- What the task asks -
Wherever the string "alloy" appears, copy the whole line.

(Figure record listings)
╭──

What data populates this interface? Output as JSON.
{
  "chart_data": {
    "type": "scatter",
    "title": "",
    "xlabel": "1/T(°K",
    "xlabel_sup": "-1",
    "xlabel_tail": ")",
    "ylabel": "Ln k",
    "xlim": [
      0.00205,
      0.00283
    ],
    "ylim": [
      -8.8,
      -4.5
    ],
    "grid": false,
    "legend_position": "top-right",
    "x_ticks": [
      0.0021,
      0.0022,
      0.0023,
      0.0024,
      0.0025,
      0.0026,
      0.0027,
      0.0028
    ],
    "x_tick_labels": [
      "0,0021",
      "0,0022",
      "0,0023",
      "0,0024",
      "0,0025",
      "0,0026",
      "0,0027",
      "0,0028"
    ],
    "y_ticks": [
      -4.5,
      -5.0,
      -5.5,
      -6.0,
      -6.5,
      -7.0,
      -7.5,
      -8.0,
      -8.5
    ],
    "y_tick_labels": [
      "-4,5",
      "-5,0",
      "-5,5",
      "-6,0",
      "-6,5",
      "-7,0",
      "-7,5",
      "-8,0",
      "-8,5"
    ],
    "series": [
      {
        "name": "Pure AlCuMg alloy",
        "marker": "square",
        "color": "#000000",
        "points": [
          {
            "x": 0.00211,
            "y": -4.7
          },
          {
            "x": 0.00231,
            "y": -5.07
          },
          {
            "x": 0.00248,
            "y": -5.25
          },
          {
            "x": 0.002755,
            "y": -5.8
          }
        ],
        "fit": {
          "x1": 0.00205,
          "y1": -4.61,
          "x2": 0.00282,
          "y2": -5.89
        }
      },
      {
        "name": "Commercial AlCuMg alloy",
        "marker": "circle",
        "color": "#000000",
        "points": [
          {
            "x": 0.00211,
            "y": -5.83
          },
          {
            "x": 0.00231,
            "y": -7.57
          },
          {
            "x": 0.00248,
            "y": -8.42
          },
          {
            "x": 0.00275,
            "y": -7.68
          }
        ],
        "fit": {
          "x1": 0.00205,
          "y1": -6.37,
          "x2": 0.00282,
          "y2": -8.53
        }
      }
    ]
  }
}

╰──

- Expected output -
        "name": "Pure AlCuMg alloy",
        "name": "Commercial AlCuMg alloy",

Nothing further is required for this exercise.